* Exercise brief *
Write out only the lines from the line that holds "What does this" to the end of the listing below, inclusive, with the pictures omitted.

* Dataset extract *
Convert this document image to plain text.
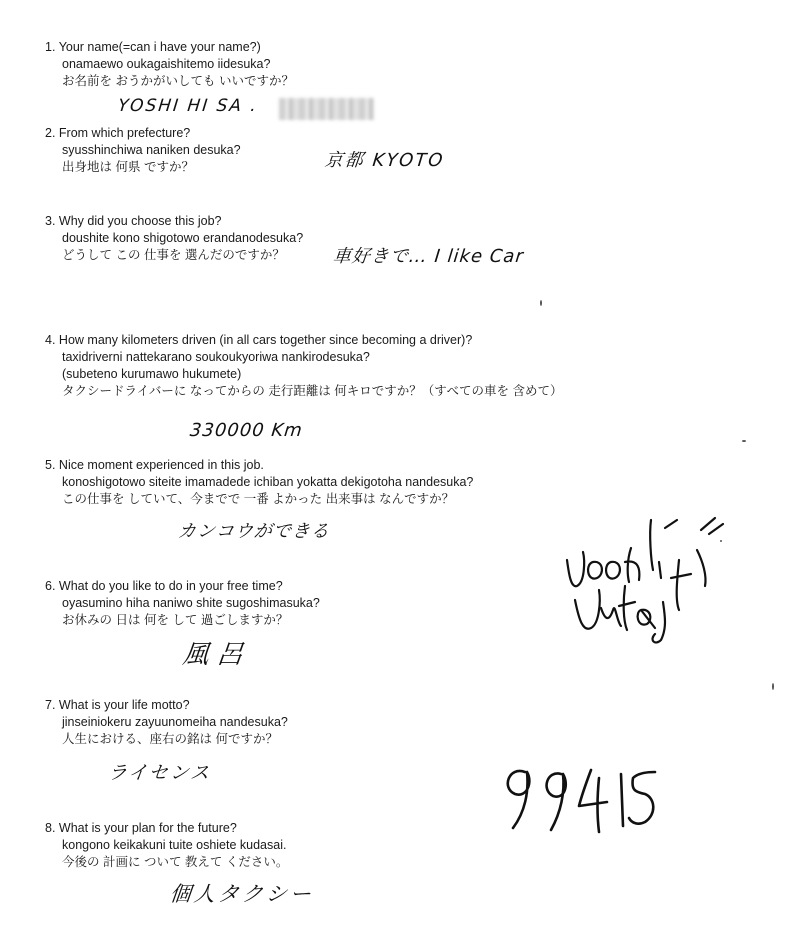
1. Your name(=can i have your name?)
onamaewo oukagaishitemo iidesuka?
お名前を おうかがいしても いいですか？
YOSHI HI SA .
2. From which prefecture?
syusshinchiwa naniken desuka?
出身地は 何県 ですか？	京都 KYOTO
3. Why did you choose this job?
doushite kono shigotowo erandanodesuka?
どうして この 仕事を 選んだのですか？	車好きで… I like Car
4. How many kilometers driven (in all cars together since becoming a driver)?
taxidriverni nattekarano soukoukyoriwa nankirodesuka?
(subeteno kurumawo hukumete)
タクシードライバーに なってからの 走行距離は 何キロですか？（すべての車を 含めて）
330000 Km
5. Nice moment experienced in this job.
konoshigotowo siteite imamadede ichiban yokatta dekigotoha nandesuka?
この仕事を していて、今までで 一番 よかった 出来事は なんですか？
カンコウができる
6. What do you like to do in your free time?
oyasumino hiha naniwo shite sugoshimasuka?
お休みの 日は 何を して 過ごしますか？
風呂
7. What is your life motto?
jinseiniokeru zayuunomeiha nandesuka?
人生における、座右の銘は 何ですか？
ライセンス
8. What is your plan for the future?
kongono keikakuni tuite oshiete kudasai.
今後の 計画に ついて 教えて ください。
個人タクシー
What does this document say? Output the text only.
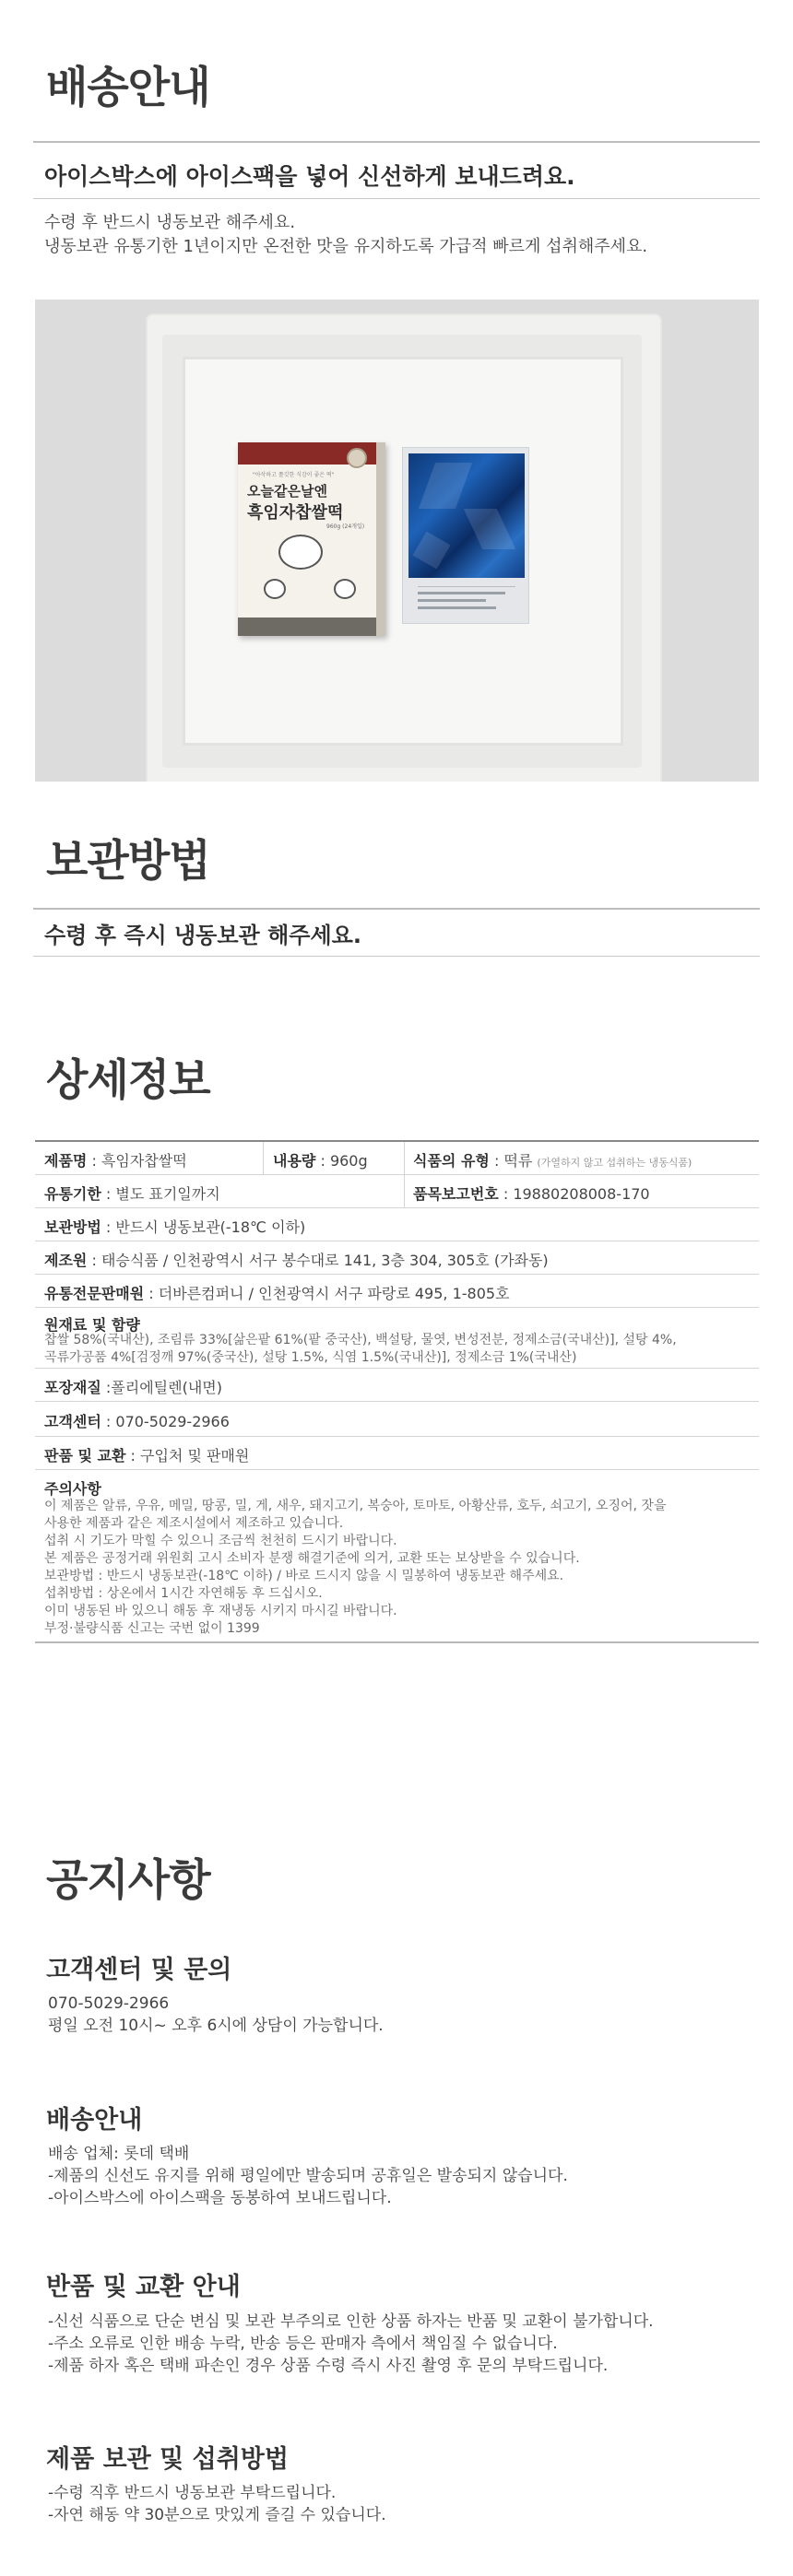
배송안내
아이스박스에 아이스팩을 넣어 신선하게 보내드려요.
수령 후 반드시 냉동보관 해주세요.
냉동보관 유통기한 1년이지만 온전한 맛을 유지하도록 가급적 빠르게 섭취해주세요.
"아삭하고 쫄깃한 식감이 좋은 떡"
오늘같은날엔
흑임자찹쌀떡
960g (24개입)
보관방법
수령 후 즉시 냉동보관 해주세요.
상세정보
제품명 : 흑임자찹쌀떡	내용량 : 960g	식품의 유형 : 떡류 (가열하지 않고 섭취하는 냉동식품)
유통기한 : 별도 표기일까지	품목보고번호 : 19880208008-170
보관방법 : 반드시 냉동보관(-18℃ 이하)
제조원 : 태승식품 / 인천광역시 서구 봉수대로 141, 3층 304, 305호 (가좌동)
유통전문판매원 : 더바른컴퍼니 / 인천광역시 서구 파랑로 495, 1-805호
원재료 및 함량
찹쌀 58%(국내산), 조림류 33%[삶은팥 61%(팥 중국산), 백설탕, 물엿, 변성전분, 정제소금(국내산)], 설탕 4%,
곡류가공품 4%[검정깨 97%(중국산), 설탕 1.5%, 식염 1.5%(국내산)], 정제소금 1%(국내산)
포장재질 :폴리에틸렌(내면)
고객센터 : 070-5029-2966
판품 및 교환 : 구입처 및 판매원
주의사항
이 제품은 알류, 우유, 메밀, 땅콩, 밀, 게, 새우, 돼지고기, 복숭아, 토마토, 아황산류, 호두, 쇠고기, 오징어, 잣을
사용한 제품과 같은 제조시설에서 제조하고 있습니다.
섭취 시 기도가 막힐 수 있으니 조금씩 천천히 드시기 바랍니다.
본 제품은 공정거래 위원회 고시 소비자 분쟁 해결기준에 의거, 교환 또는 보상받을 수 있습니다.
보관방법 : 반드시 냉동보관(-18℃ 이하) / 바로 드시지 않을 시 밀봉하여 냉동보관 해주세요.
섭취방법 : 상온에서 1시간 자연해동 후 드십시오.
이미 냉동된 바 있으니 해동 후 재냉동 시키지 마시길 바랍니다.
부정·불량식품 신고는 국번 없이 1399
공지사항
고객센터 및 문의
070-5029-2966
평일 오전 10시~ 오후 6시에 상담이 가능합니다.
배송안내
배송 업체: 롯데 택배
-제품의 신선도 유지를 위해 평일에만 발송되며 공휴일은 발송되지 않습니다.
-아이스박스에 아이스팩을 동봉하여 보내드립니다.
반품 및 교환 안내
-신선 식품으로 단순 변심 및 보관 부주의로 인한 상품 하자는 반품 및 교환이 불가합니다.
-주소 오류로 인한 배송 누락, 반송 등은 판매자 측에서 책임질 수 없습니다.
-제품 하자 혹은 택배 파손인 경우 상품 수령 즉시 사진 촬영 후 문의 부탁드립니다.
제품 보관 및 섭취방법
-수령 직후 반드시 냉동보관 부탁드립니다.
-자연 해동 약 30분으로 맛있게 즐길 수 있습니다.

* Result *
What does this document say? Output the text only.
배송안내
아이스박스에 아이스팩을 넣어 신선하게 보내드려요.
수령 후 반드시 냉동보관 해주세요.
냉동보관 유통기한 1년이지만 온전한 맛을 유지하도록 가급적 빠르게 섭취해주세요.
"아삭하고 쫄깃한 식감이 좋은 떡"
오늘같은날엔
흑임자찹쌀떡
960g (24개입)
보관방법
수령 후 즉시 냉동보관 해주세요.
상세정보
제품명 : 흑임자찹쌀떡	내용량 : 960g	식품의 유형 : 떡류 (가열하지 않고 섭취하는 냉동식품)
유통기한 : 별도 표기일까지	품목보고번호 : 19880208008-170
보관방법 : 반드시 냉동보관(-18℃ 이하)
제조원 : 태승식품 / 인천광역시 서구 봉수대로 141, 3층 304, 305호 (가좌동)
유통전문판매원 : 더바른컴퍼니 / 인천광역시 서구 파랑로 495, 1-805호
원재료 및 함량
찹쌀 58%(국내산), 조림류 33%[삶은팥 61%(팥 중국산), 백설탕, 물엿, 변성전분, 정제소금(국내산)], 설탕 4%,
곡류가공품 4%[검정깨 97%(중국산), 설탕 1.5%, 식염 1.5%(국내산)], 정제소금 1%(국내산)
포장재질 :폴리에틸렌(내면)
고객센터 : 070-5029-2966
판품 및 교환 : 구입처 및 판매원
주의사항
이 제품은 알류, 우유, 메밀, 땅콩, 밀, 게, 새우, 돼지고기, 복숭아, 토마토, 아황산류, 호두, 쇠고기, 오징어, 잣을
사용한 제품과 같은 제조시설에서 제조하고 있습니다.
섭취 시 기도가 막힐 수 있으니 조금씩 천천히 드시기 바랍니다.
본 제품은 공정거래 위원회 고시 소비자 분쟁 해결기준에 의거, 교환 또는 보상받을 수 있습니다.
보관방법 : 반드시 냉동보관(-18℃ 이하) / 바로 드시지 않을 시 밀봉하여 냉동보관 해주세요.
섭취방법 : 상온에서 1시간 자연해동 후 드십시오.
이미 냉동된 바 있으니 해동 후 재냉동 시키지 마시길 바랍니다.
부정·불량식품 신고는 국번 없이 1399
공지사항
고객센터 및 문의
070-5029-2966
평일 오전 10시~ 오후 6시에 상담이 가능합니다.
배송안내
배송 업체: 롯데 택배
-제품의 신선도 유지를 위해 평일에만 발송되며 공휴일은 발송되지 않습니다.
-아이스박스에 아이스팩을 동봉하여 보내드립니다.
반품 및 교환 안내
-신선 식품으로 단순 변심 및 보관 부주의로 인한 상품 하자는 반품 및 교환이 불가합니다.
-주소 오류로 인한 배송 누락, 반송 등은 판매자 측에서 책임질 수 없습니다.
-제품 하자 혹은 택배 파손인 경우 상품 수령 즉시 사진 촬영 후 문의 부탁드립니다.
제품 보관 및 섭취방법
-수령 직후 반드시 냉동보관 부탁드립니다.
-자연 해동 약 30분으로 맛있게 즐길 수 있습니다.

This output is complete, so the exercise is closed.